[Request]
Please recast the material from its first line through the line containing "option-letter: D: (187, 1064, 221, 1094)" as a numbered list, leaving out any blank lines.

[Exercise inputs]
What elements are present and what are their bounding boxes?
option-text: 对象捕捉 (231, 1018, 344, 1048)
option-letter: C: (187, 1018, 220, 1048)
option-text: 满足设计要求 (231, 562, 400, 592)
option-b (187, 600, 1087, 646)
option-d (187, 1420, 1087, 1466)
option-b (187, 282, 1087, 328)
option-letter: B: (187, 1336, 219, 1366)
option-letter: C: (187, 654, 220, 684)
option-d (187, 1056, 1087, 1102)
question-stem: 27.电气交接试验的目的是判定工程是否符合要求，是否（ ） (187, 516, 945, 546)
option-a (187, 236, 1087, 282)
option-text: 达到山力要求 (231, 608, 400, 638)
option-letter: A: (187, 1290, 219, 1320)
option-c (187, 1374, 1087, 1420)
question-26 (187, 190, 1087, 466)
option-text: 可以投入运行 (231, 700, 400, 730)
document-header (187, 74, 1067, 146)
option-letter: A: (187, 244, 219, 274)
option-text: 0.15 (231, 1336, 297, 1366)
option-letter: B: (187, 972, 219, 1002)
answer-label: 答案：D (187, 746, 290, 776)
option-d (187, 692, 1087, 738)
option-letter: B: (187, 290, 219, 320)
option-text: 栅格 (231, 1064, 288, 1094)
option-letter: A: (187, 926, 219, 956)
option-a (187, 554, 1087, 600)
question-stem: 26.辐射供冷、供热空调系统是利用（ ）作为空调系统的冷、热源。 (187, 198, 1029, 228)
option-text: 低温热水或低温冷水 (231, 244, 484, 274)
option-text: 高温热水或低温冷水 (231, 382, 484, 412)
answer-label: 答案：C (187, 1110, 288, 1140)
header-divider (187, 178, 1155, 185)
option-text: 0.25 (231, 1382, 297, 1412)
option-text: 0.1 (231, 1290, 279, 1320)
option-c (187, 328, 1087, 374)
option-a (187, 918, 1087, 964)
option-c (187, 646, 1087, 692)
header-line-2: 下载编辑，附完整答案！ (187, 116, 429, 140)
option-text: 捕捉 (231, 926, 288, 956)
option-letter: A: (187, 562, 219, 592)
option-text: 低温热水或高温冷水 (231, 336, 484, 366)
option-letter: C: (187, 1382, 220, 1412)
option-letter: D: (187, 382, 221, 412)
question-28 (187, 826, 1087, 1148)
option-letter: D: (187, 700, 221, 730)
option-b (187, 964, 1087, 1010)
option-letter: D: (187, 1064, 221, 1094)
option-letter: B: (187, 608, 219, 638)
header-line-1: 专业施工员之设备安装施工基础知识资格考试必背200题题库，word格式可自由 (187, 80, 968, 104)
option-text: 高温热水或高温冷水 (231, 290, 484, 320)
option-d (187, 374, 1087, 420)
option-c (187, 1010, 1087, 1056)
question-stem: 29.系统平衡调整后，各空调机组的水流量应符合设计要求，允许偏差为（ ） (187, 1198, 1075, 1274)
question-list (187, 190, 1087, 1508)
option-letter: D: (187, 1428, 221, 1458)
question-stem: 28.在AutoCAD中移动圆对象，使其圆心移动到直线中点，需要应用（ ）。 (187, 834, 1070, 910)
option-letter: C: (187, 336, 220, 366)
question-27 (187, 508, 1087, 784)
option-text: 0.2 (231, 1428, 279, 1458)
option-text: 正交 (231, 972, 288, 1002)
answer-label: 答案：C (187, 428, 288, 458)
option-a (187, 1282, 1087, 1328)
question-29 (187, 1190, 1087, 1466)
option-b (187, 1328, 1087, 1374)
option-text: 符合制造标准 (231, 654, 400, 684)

[Result for this exercise]
1. What elements are present and what are their bounding boxes?
2. option-text: 对象捕捉 (231, 1018, 344, 1048)
3. option-letter: C: (187, 1018, 220, 1048)
4. option-text: 满足设计要求 (231, 562, 400, 592)
5. option-b (187, 600, 1087, 646)
6. option-d (187, 1420, 1087, 1466)
7. option-b (187, 282, 1087, 328)
8. option-letter: B: (187, 1336, 219, 1366)
9. option-letter: C: (187, 654, 220, 684)
10. option-d (187, 1056, 1087, 1102)
11. question-stem: 27.电气交接试验的目的是判定工程是否符合要求，是否（ ） (187, 516, 945, 546)
12. option-a (187, 236, 1087, 282)
13. option-text: 达到山力要求 (231, 608, 400, 638)
14. option-letter: A: (187, 1290, 219, 1320)
15. option-c (187, 1374, 1087, 1420)
16. question-26 (187, 190, 1087, 466)
17. option-text: 可以投入运行 (231, 700, 400, 730)
18. document-header (187, 74, 1067, 146)
19. option-letter: A: (187, 244, 219, 274)
20. option-text: 0.15 (231, 1336, 297, 1366)
21. option-letter: B: (187, 972, 219, 1002)
22. answer-label: 答案：D (187, 746, 290, 776)
23. option-d (187, 692, 1087, 738)
24. option-letter: B: (187, 290, 219, 320)
25. option-text: 栅格 (231, 1064, 288, 1094)
26. option-letter: A: (187, 926, 219, 956)
27. option-a (187, 554, 1087, 600)
28. question-stem: 26.辐射供冷、供热空调系统是利用（ ）作为空调系统的冷、热源。 (187, 198, 1029, 228)
29. option-text: 低温热水或低温冷水 (231, 244, 484, 274)
30. option-text: 高温热水或低温冷水 (231, 382, 484, 412)
31. answer-label: 答案：C (187, 1110, 288, 1140)
32. header-divider (187, 178, 1155, 185)
33. option-text: 0.25 (231, 1382, 297, 1412)
34. option-text: 0.1 (231, 1290, 279, 1320)
35. option-c (187, 328, 1087, 374)
36. option-a (187, 918, 1087, 964)
37. option-c (187, 646, 1087, 692)
38. header-line-2: 下载编辑，附完整答案！ (187, 116, 429, 140)
39. option-text: 捕捉 (231, 926, 288, 956)
40. option-letter: A: (187, 562, 219, 592)
41. option-text: 低温热水或高温冷水 (231, 336, 484, 366)
42. option-letter: C: (187, 1382, 220, 1412)
43. option-letter: D: (187, 382, 221, 412)
44. question-28 (187, 826, 1087, 1148)
45. option-letter: D: (187, 700, 221, 730)
46. option-b (187, 964, 1087, 1010)
47. option-letter: D: (187, 1064, 221, 1094)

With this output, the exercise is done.